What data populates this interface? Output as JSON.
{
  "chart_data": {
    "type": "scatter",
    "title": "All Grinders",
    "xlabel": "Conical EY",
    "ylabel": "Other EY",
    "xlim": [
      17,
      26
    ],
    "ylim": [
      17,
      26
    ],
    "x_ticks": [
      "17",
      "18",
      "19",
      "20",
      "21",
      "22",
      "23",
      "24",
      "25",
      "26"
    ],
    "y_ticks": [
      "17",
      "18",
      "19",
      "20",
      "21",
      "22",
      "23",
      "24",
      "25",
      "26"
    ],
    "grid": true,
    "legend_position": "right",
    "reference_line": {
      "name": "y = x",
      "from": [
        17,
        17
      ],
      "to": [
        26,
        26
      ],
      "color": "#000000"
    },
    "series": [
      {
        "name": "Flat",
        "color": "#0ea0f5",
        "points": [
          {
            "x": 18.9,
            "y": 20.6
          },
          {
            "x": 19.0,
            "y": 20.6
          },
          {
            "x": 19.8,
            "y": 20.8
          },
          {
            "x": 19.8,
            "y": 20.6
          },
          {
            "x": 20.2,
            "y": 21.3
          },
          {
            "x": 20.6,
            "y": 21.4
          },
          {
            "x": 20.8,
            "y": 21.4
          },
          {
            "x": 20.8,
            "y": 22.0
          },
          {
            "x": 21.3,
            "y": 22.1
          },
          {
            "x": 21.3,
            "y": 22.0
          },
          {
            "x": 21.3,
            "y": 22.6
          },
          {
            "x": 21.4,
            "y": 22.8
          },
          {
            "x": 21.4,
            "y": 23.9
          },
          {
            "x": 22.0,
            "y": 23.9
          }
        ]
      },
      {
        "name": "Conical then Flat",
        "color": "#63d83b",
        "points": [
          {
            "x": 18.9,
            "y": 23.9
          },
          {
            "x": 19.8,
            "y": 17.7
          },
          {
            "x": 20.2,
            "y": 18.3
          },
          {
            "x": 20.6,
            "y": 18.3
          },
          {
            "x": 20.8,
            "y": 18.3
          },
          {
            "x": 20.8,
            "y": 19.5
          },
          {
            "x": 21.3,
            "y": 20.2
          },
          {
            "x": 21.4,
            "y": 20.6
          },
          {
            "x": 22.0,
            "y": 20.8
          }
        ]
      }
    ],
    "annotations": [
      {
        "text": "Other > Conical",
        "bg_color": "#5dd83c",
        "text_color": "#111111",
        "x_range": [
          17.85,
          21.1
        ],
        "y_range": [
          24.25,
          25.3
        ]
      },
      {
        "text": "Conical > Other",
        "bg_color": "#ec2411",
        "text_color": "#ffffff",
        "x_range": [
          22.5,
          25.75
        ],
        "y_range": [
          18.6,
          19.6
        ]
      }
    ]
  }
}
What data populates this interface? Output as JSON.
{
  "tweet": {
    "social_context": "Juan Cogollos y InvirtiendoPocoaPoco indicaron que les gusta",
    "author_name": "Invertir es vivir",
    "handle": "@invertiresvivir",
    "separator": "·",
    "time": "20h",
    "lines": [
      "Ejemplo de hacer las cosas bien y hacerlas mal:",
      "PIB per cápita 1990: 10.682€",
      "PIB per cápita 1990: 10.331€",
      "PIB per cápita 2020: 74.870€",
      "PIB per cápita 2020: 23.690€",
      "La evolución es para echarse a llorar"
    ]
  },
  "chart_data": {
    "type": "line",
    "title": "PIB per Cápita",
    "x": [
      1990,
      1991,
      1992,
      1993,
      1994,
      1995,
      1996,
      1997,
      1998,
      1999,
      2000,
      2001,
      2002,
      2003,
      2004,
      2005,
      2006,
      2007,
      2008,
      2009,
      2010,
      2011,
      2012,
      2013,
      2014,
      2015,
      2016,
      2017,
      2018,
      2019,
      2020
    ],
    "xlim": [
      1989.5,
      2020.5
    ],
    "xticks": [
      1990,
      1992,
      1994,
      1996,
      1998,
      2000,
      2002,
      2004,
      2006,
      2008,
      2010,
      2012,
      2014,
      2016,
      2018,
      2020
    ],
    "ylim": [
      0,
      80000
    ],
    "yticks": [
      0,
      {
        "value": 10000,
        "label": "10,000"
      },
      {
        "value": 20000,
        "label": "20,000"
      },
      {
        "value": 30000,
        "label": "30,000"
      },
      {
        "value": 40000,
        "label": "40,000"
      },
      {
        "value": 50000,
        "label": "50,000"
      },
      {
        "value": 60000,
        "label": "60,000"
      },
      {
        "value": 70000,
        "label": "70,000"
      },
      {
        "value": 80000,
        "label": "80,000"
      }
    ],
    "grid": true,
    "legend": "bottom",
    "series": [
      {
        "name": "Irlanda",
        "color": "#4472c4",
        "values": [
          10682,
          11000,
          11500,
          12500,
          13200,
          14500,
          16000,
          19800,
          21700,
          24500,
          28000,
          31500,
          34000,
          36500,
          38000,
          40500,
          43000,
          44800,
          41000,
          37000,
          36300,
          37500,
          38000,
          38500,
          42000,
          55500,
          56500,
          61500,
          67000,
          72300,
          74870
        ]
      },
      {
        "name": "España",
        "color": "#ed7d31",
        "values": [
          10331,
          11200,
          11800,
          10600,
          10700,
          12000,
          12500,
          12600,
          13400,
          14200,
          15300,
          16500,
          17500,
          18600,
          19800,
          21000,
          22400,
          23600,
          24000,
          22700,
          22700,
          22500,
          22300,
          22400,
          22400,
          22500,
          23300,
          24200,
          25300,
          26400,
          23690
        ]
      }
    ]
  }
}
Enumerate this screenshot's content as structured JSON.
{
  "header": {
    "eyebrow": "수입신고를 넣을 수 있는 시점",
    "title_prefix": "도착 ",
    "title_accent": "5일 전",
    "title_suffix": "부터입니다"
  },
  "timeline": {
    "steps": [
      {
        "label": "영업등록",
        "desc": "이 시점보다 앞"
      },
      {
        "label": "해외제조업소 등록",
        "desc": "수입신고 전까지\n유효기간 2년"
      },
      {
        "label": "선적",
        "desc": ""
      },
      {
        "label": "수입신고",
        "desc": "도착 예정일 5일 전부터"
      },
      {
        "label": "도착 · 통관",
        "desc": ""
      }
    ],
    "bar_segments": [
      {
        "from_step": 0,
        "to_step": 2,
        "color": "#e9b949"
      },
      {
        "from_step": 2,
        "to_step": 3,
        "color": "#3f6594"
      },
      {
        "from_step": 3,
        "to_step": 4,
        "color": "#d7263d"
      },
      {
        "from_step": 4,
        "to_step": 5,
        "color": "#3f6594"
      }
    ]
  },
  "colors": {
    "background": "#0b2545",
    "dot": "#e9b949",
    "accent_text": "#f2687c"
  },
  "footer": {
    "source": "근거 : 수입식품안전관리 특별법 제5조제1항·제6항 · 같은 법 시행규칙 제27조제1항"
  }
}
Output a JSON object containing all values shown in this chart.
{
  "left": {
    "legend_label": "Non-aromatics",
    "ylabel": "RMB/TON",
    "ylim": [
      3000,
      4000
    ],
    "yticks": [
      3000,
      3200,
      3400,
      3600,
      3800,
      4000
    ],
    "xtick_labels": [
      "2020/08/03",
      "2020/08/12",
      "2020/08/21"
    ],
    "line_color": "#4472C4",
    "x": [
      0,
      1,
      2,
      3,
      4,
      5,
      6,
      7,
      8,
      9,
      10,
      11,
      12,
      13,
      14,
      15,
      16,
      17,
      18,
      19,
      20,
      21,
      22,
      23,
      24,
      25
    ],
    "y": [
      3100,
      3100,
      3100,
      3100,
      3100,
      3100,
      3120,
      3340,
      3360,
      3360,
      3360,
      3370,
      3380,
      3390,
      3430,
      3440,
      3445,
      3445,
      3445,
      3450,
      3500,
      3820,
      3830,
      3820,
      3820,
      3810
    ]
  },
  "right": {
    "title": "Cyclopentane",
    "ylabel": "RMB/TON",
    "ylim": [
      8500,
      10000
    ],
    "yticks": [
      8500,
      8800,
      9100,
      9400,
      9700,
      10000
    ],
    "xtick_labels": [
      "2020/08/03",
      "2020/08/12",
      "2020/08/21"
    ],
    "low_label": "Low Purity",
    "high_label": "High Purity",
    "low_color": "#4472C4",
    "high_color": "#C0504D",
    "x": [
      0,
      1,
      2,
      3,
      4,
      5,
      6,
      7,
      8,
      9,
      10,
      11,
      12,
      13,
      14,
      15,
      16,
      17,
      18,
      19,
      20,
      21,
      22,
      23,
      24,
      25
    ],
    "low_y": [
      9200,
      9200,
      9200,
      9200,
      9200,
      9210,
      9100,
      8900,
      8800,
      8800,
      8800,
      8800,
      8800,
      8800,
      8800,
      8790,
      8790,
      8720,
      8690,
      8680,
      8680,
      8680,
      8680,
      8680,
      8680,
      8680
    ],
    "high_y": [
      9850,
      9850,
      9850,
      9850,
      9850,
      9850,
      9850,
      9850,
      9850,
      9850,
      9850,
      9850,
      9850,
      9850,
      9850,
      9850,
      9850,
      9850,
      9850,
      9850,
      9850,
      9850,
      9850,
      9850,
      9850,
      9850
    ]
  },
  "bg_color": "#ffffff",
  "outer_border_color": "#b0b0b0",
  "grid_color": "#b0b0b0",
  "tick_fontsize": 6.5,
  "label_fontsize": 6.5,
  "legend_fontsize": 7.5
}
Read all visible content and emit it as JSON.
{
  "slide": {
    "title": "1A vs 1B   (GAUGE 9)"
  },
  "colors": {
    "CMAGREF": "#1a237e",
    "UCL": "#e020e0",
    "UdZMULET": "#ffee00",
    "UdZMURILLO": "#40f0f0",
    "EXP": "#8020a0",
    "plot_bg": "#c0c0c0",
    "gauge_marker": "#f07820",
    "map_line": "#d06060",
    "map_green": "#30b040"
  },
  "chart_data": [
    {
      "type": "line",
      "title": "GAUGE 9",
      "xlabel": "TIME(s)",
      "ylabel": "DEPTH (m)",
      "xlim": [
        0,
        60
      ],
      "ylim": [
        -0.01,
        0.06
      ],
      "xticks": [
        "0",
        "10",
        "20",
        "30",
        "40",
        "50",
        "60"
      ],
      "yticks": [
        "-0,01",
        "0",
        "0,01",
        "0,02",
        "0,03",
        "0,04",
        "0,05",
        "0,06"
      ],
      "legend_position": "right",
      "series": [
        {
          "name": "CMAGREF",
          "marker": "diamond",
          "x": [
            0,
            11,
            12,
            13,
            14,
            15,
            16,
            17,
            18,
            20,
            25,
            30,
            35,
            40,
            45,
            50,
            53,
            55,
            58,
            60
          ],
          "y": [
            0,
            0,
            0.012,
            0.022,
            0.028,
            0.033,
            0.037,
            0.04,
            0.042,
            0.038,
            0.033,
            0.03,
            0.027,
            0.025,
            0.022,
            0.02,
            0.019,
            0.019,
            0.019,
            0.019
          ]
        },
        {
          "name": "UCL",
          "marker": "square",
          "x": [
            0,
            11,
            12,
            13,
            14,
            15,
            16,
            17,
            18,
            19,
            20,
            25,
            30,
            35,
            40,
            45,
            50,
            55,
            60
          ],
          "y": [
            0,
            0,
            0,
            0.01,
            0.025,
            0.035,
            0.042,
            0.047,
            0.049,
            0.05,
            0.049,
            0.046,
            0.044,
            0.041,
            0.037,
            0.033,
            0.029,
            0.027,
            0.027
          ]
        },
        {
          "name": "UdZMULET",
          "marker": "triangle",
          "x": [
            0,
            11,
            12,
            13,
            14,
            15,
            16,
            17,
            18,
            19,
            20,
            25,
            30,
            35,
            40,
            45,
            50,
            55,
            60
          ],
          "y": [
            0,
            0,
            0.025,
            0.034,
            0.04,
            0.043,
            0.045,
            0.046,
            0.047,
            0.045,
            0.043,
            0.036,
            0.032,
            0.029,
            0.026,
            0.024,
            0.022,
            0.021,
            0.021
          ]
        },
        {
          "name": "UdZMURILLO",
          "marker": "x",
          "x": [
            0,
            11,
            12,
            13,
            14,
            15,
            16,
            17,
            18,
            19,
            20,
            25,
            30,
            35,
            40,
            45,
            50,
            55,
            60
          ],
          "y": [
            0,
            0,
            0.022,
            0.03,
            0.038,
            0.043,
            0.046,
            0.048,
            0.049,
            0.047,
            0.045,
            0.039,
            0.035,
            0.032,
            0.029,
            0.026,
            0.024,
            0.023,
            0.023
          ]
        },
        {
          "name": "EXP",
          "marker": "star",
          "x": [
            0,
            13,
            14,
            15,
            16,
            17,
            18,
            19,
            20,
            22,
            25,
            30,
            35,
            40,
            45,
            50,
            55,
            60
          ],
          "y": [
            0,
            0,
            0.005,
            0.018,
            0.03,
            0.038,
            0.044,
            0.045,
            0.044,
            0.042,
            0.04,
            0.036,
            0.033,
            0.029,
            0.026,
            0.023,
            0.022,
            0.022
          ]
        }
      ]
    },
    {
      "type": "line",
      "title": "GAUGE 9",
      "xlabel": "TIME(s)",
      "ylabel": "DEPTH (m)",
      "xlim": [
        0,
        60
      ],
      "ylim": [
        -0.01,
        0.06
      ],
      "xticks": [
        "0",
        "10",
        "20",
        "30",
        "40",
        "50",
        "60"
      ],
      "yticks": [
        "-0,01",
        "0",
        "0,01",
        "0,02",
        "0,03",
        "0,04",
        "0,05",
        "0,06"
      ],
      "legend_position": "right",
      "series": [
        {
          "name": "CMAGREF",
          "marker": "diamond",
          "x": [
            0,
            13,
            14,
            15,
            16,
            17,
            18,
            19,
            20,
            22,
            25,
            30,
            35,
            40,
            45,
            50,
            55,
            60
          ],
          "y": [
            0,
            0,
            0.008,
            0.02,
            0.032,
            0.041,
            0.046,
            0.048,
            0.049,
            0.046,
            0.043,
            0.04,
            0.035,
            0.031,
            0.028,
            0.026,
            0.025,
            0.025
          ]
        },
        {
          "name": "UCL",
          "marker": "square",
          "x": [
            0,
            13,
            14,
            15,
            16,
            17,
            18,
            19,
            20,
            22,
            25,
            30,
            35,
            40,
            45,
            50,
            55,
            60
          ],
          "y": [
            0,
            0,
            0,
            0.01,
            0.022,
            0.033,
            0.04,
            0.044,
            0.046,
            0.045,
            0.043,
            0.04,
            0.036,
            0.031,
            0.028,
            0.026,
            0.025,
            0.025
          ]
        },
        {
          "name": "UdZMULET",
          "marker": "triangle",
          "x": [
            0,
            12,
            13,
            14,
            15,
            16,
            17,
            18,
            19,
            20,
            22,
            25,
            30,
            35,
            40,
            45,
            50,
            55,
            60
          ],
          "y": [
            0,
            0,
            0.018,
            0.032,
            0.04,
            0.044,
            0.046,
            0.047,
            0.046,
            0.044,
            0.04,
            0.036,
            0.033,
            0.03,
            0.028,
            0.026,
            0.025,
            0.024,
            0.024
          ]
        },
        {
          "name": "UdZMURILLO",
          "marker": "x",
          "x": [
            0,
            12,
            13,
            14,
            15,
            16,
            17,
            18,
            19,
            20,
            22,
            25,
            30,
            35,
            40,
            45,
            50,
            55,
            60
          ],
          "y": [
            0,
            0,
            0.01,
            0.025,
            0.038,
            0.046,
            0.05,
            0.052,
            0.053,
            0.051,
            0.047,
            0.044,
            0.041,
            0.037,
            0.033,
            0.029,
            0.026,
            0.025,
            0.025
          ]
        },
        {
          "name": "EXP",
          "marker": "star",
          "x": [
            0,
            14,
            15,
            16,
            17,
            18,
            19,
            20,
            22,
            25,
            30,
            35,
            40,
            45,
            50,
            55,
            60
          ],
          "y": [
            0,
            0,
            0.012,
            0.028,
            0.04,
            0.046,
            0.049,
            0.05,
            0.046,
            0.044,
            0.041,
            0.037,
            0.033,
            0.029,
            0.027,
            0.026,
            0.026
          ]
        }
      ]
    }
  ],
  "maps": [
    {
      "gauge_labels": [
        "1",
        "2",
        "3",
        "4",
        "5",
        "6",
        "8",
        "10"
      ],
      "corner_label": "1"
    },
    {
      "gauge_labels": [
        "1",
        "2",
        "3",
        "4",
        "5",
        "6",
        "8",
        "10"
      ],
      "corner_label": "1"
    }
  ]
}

* * * *

Direction » From the data, collect all lines where the string "content" appears.

Written answer »
Enumerate this screenshot's content as structured JSON.
Read all visible content and emit it as JSON.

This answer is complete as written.